____ Records for this exercise

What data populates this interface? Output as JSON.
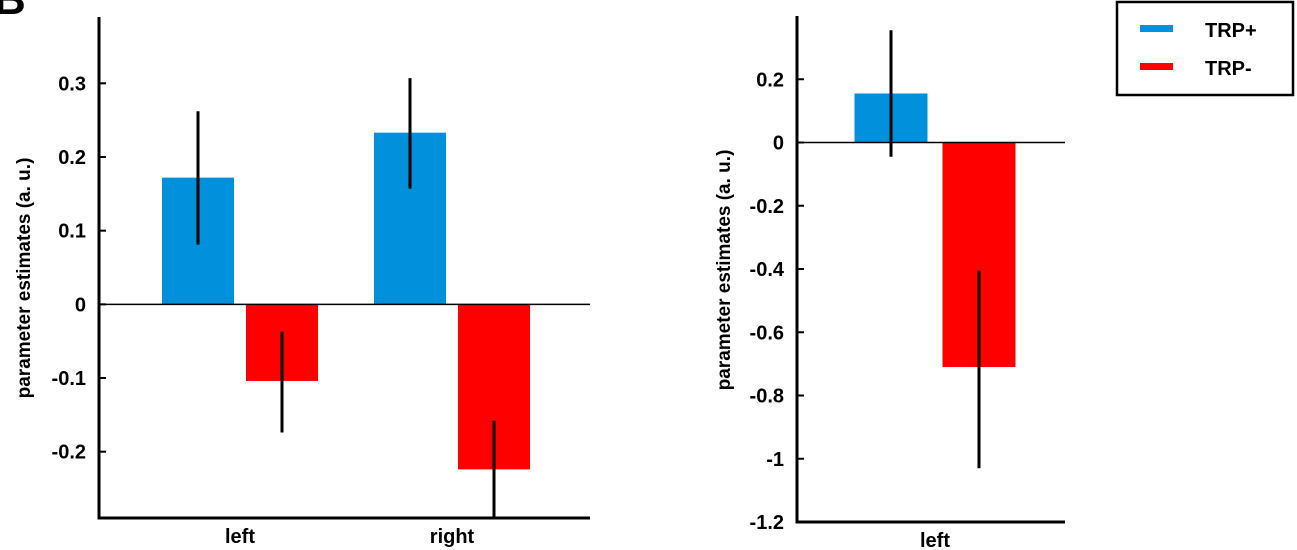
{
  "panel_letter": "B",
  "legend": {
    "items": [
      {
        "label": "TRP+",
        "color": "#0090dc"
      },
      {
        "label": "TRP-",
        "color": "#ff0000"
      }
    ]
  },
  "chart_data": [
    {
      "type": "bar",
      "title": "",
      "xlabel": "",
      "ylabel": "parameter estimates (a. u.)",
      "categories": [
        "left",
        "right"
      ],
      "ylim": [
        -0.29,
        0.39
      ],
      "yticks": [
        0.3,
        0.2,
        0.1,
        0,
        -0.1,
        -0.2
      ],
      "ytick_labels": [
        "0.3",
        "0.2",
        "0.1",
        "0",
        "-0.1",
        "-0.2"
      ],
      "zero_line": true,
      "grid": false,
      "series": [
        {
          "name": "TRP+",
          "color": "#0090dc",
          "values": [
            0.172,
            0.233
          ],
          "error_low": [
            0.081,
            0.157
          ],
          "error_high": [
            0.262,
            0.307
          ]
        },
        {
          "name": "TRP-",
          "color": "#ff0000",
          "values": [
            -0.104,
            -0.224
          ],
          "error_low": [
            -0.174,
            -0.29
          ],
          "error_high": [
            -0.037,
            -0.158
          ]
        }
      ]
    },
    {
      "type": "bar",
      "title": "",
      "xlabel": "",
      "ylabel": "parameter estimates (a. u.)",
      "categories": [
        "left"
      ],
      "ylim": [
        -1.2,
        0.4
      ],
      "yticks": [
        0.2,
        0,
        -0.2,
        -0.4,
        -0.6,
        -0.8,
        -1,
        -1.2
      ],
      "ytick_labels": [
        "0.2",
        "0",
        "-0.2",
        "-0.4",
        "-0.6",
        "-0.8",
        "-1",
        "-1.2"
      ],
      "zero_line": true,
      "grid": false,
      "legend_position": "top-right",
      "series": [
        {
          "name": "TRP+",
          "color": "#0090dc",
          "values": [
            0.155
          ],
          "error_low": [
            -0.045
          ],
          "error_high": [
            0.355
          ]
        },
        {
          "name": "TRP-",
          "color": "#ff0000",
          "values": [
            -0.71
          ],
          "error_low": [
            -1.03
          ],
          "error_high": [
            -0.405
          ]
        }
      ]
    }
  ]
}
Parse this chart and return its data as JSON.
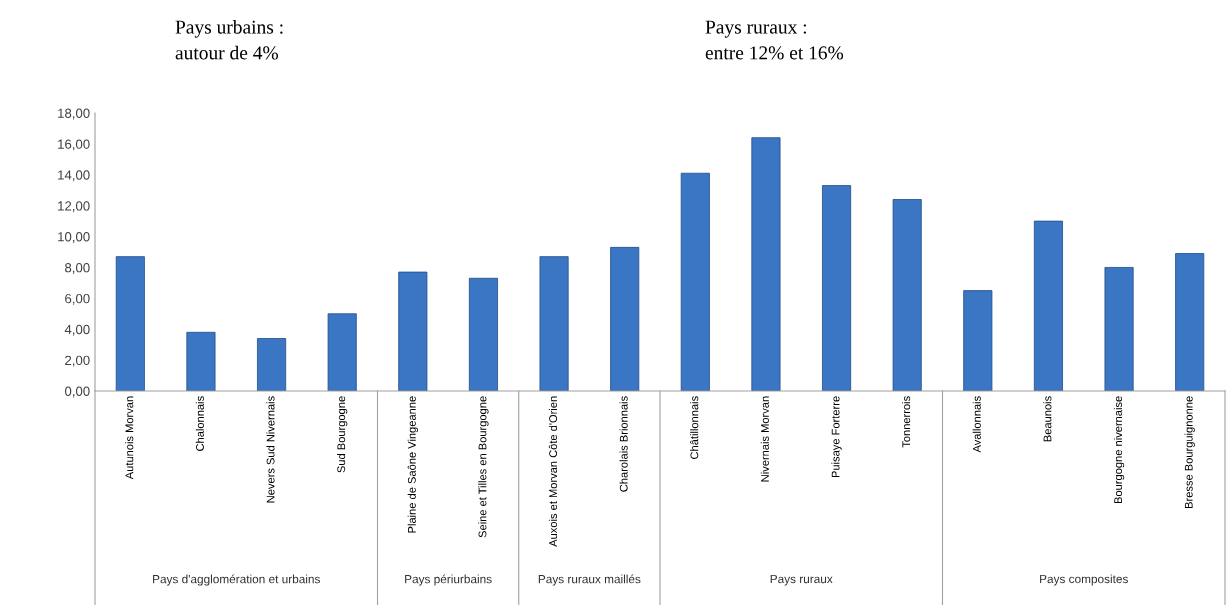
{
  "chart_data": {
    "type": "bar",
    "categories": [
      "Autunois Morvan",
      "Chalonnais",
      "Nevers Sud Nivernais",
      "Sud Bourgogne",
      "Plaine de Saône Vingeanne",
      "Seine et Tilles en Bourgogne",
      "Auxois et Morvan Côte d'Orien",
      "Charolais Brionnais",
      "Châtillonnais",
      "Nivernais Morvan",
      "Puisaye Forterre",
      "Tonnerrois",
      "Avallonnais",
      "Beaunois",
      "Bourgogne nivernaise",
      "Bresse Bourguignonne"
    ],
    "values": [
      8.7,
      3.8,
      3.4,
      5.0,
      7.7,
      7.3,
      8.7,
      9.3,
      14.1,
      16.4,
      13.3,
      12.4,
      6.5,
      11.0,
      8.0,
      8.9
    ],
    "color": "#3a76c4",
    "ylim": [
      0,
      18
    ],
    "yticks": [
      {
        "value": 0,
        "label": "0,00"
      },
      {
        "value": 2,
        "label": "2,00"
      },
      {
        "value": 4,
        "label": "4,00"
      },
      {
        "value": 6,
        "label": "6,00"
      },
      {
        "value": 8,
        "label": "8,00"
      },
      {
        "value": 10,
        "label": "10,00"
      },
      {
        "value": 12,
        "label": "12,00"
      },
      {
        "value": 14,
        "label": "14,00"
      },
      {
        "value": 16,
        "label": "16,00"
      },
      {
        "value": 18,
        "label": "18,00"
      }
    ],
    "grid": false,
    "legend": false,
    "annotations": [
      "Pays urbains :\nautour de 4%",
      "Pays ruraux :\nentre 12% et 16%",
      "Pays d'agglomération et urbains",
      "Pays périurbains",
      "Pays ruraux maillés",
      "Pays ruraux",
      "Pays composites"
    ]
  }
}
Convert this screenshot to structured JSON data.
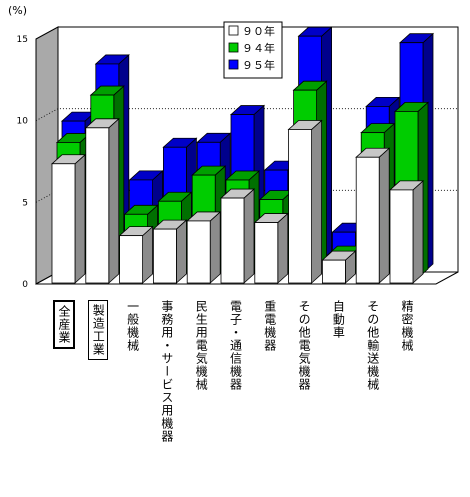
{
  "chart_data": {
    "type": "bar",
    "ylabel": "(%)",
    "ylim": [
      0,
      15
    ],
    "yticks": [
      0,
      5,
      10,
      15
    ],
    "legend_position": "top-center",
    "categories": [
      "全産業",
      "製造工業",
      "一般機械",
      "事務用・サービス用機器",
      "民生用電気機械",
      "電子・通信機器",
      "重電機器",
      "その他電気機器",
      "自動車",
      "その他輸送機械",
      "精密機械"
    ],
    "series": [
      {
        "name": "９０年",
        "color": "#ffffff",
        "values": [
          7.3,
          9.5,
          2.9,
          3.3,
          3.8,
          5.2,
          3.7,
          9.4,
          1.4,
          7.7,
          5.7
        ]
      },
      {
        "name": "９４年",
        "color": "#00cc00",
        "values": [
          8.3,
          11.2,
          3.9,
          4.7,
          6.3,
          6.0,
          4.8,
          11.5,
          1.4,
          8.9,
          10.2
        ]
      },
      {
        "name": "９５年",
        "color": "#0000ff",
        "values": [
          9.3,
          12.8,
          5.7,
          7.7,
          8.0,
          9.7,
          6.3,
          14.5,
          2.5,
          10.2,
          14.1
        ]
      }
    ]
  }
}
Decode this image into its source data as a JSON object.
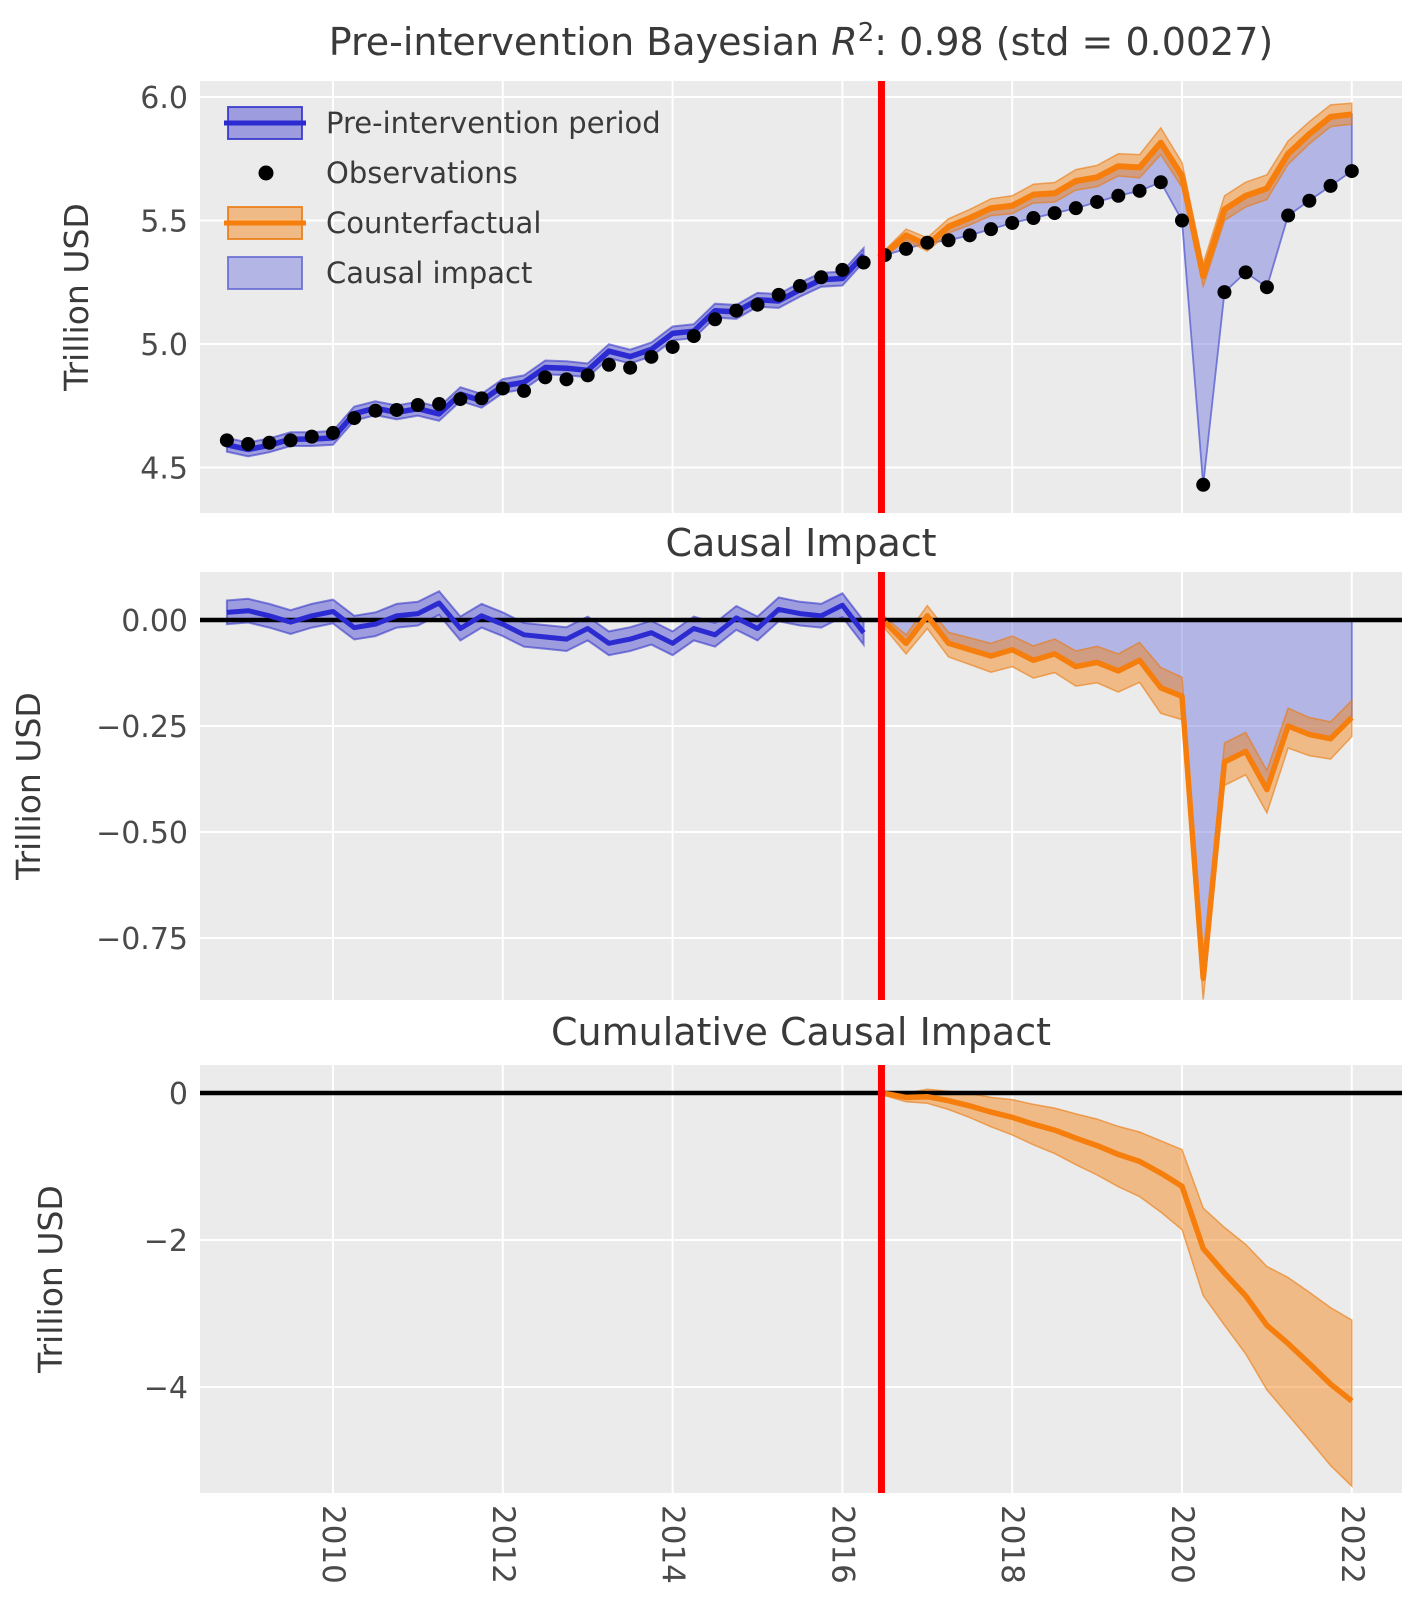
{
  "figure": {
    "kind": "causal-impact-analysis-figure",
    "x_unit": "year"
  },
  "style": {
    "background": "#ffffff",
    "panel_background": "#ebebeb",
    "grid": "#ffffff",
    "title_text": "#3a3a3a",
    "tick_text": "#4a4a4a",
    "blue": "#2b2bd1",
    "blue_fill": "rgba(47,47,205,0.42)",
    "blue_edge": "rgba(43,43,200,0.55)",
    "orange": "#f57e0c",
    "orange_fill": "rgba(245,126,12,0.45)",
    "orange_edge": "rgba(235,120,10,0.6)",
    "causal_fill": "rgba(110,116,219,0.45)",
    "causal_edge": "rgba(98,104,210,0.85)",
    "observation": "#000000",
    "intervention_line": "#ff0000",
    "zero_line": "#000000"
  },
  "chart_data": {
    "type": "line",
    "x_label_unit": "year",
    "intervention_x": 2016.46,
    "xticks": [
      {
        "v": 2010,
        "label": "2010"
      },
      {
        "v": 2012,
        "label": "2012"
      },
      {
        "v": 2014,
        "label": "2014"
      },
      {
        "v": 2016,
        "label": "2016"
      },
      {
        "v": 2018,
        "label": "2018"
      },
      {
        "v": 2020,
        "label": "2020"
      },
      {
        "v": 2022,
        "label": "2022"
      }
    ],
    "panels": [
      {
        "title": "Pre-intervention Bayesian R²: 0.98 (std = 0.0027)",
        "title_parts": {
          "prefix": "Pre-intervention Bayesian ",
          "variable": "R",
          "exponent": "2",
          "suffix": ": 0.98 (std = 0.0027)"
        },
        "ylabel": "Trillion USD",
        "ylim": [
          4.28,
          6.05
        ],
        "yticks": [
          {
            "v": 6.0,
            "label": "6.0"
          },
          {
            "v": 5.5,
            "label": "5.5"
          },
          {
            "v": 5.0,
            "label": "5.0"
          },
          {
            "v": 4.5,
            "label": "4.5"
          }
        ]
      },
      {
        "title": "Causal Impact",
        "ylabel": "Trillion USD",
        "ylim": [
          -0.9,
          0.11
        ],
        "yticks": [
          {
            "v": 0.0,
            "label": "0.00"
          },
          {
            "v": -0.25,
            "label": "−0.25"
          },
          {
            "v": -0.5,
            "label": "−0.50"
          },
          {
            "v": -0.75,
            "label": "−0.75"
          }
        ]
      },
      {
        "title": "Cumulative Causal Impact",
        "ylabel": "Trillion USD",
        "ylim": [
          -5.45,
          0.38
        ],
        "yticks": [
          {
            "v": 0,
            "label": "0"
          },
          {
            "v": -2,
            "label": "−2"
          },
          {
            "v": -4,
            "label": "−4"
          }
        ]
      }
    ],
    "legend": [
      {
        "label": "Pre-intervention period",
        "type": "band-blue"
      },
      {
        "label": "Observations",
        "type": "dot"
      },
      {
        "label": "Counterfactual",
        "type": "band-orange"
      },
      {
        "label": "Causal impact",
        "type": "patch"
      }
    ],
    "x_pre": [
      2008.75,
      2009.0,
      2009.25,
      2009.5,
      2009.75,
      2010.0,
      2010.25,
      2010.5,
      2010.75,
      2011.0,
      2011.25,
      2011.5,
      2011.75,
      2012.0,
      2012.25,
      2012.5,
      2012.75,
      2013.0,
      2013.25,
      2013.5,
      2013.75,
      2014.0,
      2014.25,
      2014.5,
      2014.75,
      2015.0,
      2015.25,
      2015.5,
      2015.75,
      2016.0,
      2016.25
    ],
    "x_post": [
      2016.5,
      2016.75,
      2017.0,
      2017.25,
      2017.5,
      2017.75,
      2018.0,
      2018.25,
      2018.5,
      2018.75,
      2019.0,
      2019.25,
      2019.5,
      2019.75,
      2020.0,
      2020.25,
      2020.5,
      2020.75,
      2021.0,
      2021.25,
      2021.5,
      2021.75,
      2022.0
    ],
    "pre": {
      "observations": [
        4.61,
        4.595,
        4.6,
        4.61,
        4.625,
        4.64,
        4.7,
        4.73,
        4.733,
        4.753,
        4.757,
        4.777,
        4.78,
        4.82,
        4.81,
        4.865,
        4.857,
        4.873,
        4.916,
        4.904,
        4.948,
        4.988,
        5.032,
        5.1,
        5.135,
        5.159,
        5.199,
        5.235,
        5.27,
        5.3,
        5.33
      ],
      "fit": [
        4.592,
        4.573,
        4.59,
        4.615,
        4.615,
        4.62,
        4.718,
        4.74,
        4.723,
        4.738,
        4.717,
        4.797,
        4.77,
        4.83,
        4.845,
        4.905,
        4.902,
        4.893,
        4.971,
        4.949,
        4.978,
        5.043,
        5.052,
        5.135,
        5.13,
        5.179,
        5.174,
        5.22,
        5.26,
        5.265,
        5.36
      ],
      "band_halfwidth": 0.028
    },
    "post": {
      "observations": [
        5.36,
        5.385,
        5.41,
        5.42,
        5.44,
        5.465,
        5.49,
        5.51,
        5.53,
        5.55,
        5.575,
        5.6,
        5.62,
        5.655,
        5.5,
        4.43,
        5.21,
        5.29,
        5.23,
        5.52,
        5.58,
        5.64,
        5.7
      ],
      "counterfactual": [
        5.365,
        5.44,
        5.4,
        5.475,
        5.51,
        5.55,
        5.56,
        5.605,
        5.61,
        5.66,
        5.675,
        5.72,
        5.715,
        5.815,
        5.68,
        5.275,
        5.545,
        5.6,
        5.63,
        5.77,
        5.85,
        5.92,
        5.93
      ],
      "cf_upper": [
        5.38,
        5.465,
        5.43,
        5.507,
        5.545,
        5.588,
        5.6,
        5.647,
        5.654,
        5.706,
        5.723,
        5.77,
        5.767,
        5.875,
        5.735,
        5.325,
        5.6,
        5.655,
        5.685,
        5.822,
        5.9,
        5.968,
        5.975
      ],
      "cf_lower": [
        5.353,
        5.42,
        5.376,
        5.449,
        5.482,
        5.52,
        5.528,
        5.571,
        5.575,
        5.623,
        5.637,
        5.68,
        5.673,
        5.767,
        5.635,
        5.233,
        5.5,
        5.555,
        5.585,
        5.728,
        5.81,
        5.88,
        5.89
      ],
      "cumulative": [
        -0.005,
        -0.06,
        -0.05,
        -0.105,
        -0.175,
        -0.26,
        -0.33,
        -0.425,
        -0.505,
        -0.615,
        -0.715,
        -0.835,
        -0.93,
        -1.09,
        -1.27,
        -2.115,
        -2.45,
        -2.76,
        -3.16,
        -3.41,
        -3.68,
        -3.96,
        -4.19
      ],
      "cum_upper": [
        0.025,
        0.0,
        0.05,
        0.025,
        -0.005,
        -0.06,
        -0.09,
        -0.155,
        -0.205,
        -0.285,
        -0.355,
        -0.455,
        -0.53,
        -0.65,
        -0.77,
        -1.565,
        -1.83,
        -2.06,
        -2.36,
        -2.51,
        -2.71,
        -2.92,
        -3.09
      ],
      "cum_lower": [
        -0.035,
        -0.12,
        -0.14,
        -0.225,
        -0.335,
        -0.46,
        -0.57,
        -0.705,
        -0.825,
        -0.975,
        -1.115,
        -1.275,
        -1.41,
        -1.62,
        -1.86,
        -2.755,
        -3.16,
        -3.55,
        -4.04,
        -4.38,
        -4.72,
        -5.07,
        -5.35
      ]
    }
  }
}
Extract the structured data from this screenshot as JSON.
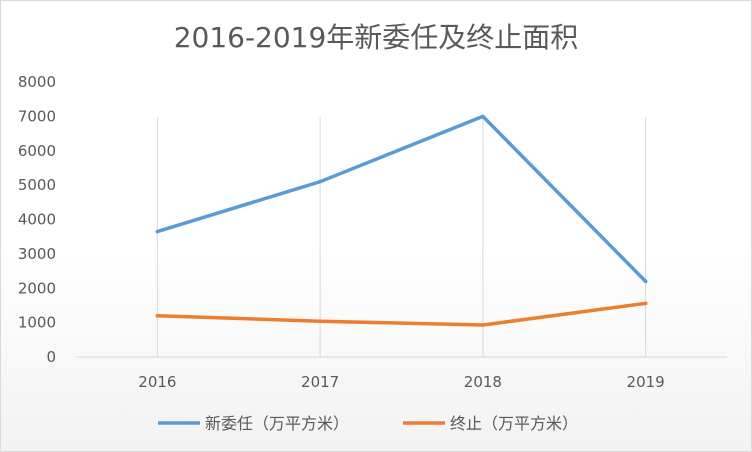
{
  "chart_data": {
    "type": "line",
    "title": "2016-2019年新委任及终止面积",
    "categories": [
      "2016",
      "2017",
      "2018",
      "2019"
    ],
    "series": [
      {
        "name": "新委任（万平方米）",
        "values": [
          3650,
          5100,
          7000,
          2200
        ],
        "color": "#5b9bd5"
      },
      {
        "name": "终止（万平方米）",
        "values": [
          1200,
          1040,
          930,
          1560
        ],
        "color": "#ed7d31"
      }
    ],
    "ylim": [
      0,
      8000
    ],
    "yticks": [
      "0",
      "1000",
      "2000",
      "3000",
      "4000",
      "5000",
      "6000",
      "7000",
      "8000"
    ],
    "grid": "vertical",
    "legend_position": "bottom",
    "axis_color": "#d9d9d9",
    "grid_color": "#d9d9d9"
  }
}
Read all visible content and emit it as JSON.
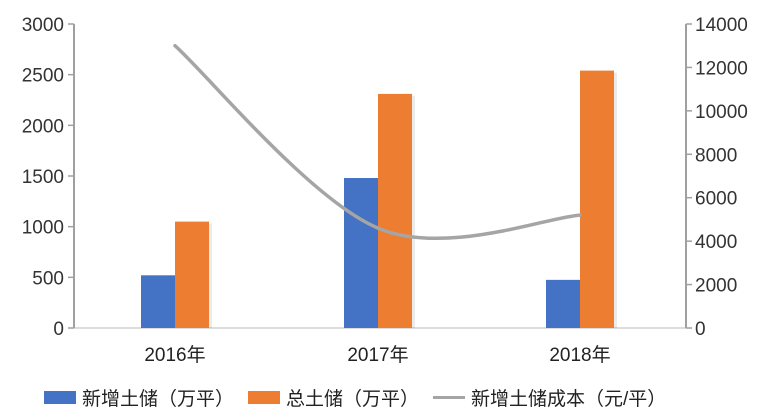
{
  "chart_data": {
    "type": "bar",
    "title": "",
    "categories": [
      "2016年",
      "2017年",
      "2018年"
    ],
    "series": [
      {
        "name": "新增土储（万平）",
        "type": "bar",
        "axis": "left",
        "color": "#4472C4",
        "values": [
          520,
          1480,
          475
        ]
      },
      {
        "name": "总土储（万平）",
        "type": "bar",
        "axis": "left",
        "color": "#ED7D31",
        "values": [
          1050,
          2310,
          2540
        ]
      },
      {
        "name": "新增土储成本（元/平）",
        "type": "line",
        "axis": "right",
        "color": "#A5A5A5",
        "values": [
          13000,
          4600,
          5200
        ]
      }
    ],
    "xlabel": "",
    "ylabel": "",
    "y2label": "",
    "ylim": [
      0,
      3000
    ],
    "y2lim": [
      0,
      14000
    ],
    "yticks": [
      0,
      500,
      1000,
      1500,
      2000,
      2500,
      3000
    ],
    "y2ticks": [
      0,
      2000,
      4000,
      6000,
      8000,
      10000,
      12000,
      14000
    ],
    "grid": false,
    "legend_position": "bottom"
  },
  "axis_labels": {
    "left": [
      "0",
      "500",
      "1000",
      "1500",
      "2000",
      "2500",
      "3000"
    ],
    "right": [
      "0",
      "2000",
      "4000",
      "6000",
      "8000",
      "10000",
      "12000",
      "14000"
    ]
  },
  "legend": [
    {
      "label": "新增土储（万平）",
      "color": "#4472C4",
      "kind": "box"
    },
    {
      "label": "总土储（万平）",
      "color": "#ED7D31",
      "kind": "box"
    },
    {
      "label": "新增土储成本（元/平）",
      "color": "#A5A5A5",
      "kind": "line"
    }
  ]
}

________

*Problem statement*. Only the number is wanted: count the lines of the records that hold the word "rgba".

*Solved exercise*. 6